▶ _What this task involves_: Repeat the listing in full, exactly as it stands.

▶ _Record excerpts_:
# # # # #
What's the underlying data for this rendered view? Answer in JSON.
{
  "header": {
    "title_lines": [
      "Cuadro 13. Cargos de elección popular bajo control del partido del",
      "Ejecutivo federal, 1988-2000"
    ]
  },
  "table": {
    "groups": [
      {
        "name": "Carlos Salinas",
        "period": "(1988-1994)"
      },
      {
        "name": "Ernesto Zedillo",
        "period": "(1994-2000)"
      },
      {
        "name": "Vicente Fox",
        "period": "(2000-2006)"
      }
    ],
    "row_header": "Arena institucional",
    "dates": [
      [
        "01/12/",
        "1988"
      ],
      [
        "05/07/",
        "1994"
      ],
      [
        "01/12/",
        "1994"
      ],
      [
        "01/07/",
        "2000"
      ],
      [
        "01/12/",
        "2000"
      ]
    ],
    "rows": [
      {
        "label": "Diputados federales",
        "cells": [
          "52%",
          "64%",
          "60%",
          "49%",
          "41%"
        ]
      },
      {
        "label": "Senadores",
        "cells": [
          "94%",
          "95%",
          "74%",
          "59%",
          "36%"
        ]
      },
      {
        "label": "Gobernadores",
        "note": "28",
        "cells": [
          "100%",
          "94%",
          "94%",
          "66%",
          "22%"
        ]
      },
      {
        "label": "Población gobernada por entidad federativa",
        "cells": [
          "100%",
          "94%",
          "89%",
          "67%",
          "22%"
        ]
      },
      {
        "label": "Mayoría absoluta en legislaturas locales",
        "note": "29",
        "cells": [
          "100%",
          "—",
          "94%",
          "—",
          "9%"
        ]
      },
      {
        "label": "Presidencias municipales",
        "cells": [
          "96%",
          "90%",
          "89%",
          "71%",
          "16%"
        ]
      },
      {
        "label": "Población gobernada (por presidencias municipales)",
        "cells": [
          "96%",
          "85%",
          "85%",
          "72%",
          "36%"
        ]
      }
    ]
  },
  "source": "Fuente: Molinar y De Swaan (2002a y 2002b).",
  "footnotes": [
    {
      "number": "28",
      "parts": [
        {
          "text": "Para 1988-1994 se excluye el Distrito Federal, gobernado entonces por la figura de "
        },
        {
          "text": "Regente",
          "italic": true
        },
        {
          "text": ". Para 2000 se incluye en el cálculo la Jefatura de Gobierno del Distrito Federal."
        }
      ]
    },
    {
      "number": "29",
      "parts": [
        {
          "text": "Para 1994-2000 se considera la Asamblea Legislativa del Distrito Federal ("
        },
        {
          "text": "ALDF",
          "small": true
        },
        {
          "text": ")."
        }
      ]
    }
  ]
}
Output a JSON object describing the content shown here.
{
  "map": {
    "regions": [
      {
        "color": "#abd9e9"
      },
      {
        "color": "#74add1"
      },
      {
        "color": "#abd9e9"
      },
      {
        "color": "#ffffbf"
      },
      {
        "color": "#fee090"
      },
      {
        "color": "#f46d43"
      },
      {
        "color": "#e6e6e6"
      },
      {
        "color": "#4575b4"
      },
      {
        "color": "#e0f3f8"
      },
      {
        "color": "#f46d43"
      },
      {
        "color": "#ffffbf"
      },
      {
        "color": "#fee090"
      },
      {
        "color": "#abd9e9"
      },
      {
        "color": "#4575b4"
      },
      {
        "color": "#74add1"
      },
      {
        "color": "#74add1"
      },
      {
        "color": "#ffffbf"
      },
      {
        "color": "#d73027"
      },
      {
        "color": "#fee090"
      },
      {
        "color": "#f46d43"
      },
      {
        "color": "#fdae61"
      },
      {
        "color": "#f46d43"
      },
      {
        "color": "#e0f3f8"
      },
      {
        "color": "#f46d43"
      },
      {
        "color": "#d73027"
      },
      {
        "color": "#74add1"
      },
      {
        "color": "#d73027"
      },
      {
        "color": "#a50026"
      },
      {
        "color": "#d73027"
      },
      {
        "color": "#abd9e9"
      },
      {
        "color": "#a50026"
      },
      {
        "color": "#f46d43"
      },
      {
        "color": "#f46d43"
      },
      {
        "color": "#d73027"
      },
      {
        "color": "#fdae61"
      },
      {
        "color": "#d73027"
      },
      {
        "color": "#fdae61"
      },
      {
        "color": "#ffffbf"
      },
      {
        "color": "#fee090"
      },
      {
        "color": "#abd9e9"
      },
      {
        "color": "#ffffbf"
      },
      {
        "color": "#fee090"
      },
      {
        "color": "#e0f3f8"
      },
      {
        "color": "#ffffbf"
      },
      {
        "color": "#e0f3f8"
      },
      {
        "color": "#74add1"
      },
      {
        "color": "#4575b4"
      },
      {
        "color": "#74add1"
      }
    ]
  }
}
# # # # #
▶ _Result_:
What's the underlying data for this rendered view? Answer in JSON.
{
  "header": {
    "title_lines": [
      "Cuadro 13. Cargos de elección popular bajo control del partido del",
      "Ejecutivo federal, 1988-2000"
    ]
  },
  "table": {
    "groups": [
      {
        "name": "Carlos Salinas",
        "period": "(1988-1994)"
      },
      {
        "name": "Ernesto Zedillo",
        "period": "(1994-2000)"
      },
      {
        "name": "Vicente Fox",
        "period": "(2000-2006)"
      }
    ],
    "row_header": "Arena institucional",
    "dates": [
      [
        "01/12/",
        "1988"
      ],
      [
        "05/07/",
        "1994"
      ],
      [
        "01/12/",
        "1994"
      ],
      [
        "01/07/",
        "2000"
      ],
      [
        "01/12/",
        "2000"
      ]
    ],
    "rows": [
      {
        "label": "Diputados federales",
        "cells": [
          "52%",
          "64%",
          "60%",
          "49%",
          "41%"
        ]
      },
      {
        "label": "Senadores",
        "cells": [
          "94%",
          "95%",
          "74%",
          "59%",
          "36%"
        ]
      },
      {
        "label": "Gobernadores",
        "note": "28",
        "cells": [
          "100%",
          "94%",
          "94%",
          "66%",
          "22%"
        ]
      },
      {
        "label": "Población gobernada por entidad federativa",
        "cells": [
          "100%",
          "94%",
          "89%",
          "67%",
          "22%"
        ]
      },
      {
        "label": "Mayoría absoluta en legislaturas locales",
        "note": "29",
        "cells": [
          "100%",
          "—",
          "94%",
          "—",
          "9%"
        ]
      },
      {
        "label": "Presidencias municipales",
        "cells": [
          "96%",
          "90%",
          "89%",
          "71%",
          "16%"
        ]
      },
      {
        "label": "Población gobernada (por presidencias municipales)",
        "cells": [
          "96%",
          "85%",
          "85%",
          "72%",
          "36%"
        ]
      }
    ]
  },
  "source": "Fuente: Molinar y De Swaan (2002a y 2002b).",
  "footnotes": [
    {
      "number": "28",
      "parts": [
        {
          "text": "Para 1988-1994 se excluye el Distrito Federal, gobernado entonces por la figura de "
        },
        {
          "text": "Regente",
          "italic": true
        },
        {
          "text": ". Para 2000 se incluye en el cálculo la Jefatura de Gobierno del Distrito Federal."
        }
      ]
    },
    {
      "number": "29",
      "parts": [
        {
          "text": "Para 1994-2000 se considera la Asamblea Legislativa del Distrito Federal ("
        },
        {
          "text": "ALDF",
          "small": true
        },
        {
          "text": ")."
        }
      ]
    }
  ]
}
Output a JSON object describing the content shown here.
{
  "map": {
    "regions": [
      {
        "color": "#abd9e9"
      },
      {
        "color": "#74add1"
      },
      {
        "color": "#abd9e9"
      },
      {
        "color": "#ffffbf"
      },
      {
        "color": "#fee090"
      },
      {
        "color": "#f46d43"
      },
      {
        "color": "#e6e6e6"
      },
      {
        "color": "#4575b4"
      },
      {
        "color": "#e0f3f8"
      },
      {
        "color": "#f46d43"
      },
      {
        "color": "#ffffbf"
      },
      {
        "color": "#fee090"
      },
      {
        "color": "#abd9e9"
      },
      {
        "color": "#4575b4"
      },
      {
        "color": "#74add1"
      },
      {
        "color": "#74add1"
      },
      {
        "color": "#ffffbf"
      },
      {
        "color": "#d73027"
      },
      {
        "color": "#fee090"
      },
      {
        "color": "#f46d43"
      },
      {
        "color": "#fdae61"
      },
      {
        "color": "#f46d43"
      },
      {
        "color": "#e0f3f8"
      },
      {
        "color": "#f46d43"
      },
      {
        "color": "#d73027"
      },
      {
        "color": "#74add1"
      },
      {
        "color": "#d73027"
      },
      {
        "color": "#a50026"
      },
      {
        "color": "#d73027"
      },
      {
        "color": "#abd9e9"
      },
      {
        "color": "#a50026"
      },
      {
        "color": "#f46d43"
      },
      {
        "color": "#f46d43"
      },
      {
        "color": "#d73027"
      },
      {
        "color": "#fdae61"
      },
      {
        "color": "#d73027"
      },
      {
        "color": "#fdae61"
      },
      {
        "color": "#ffffbf"
      },
      {
        "color": "#fee090"
      },
      {
        "color": "#abd9e9"
      },
      {
        "color": "#ffffbf"
      },
      {
        "color": "#fee090"
      },
      {
        "color": "#e0f3f8"
      },
      {
        "color": "#ffffbf"
      },
      {
        "color": "#e0f3f8"
      },
      {
        "color": "#74add1"
      },
      {
        "color": "#4575b4"
      },
      {
        "color": "#74add1"
      }
    ]
  }
}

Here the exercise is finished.